▸ Work to do: Check each line of the entries below for the string "Antragstellung"; copy every line where it appears.

--- Start ---

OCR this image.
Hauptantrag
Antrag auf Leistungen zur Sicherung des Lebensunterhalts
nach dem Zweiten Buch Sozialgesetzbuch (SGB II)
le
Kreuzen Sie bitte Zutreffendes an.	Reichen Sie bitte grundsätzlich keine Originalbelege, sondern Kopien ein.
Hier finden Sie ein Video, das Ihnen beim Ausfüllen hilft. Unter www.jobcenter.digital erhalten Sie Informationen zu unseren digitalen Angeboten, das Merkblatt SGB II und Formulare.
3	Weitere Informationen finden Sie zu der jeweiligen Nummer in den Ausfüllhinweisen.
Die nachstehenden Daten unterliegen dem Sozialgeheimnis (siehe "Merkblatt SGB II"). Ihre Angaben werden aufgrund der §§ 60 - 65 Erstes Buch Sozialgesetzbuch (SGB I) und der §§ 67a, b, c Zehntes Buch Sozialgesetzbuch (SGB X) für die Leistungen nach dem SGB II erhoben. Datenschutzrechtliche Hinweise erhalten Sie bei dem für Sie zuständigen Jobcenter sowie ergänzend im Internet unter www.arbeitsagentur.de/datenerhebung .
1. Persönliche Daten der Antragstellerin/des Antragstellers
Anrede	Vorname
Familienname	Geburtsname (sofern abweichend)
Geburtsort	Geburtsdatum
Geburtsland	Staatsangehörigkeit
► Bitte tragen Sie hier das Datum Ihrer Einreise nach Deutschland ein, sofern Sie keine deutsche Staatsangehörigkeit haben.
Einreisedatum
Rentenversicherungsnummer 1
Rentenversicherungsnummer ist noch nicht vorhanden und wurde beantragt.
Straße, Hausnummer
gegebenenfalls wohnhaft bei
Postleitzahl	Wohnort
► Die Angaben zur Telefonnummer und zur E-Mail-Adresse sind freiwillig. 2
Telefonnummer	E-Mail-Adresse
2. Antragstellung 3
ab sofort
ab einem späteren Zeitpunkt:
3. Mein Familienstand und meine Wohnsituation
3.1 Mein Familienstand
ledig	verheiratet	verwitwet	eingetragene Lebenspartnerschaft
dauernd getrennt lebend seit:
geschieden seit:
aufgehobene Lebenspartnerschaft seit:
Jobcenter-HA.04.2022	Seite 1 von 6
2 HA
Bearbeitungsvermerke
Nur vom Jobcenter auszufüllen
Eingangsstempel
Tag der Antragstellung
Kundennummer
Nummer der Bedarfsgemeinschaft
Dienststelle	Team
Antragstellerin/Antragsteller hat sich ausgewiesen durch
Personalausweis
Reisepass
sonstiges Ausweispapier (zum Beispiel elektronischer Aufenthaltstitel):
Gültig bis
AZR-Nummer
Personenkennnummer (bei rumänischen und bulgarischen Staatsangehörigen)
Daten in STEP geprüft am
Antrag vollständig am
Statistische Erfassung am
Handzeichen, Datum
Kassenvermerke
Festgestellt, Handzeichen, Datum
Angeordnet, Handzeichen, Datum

--- End ---

▸ Written response:
2. Antragstellung 3
Tag der Antragstellung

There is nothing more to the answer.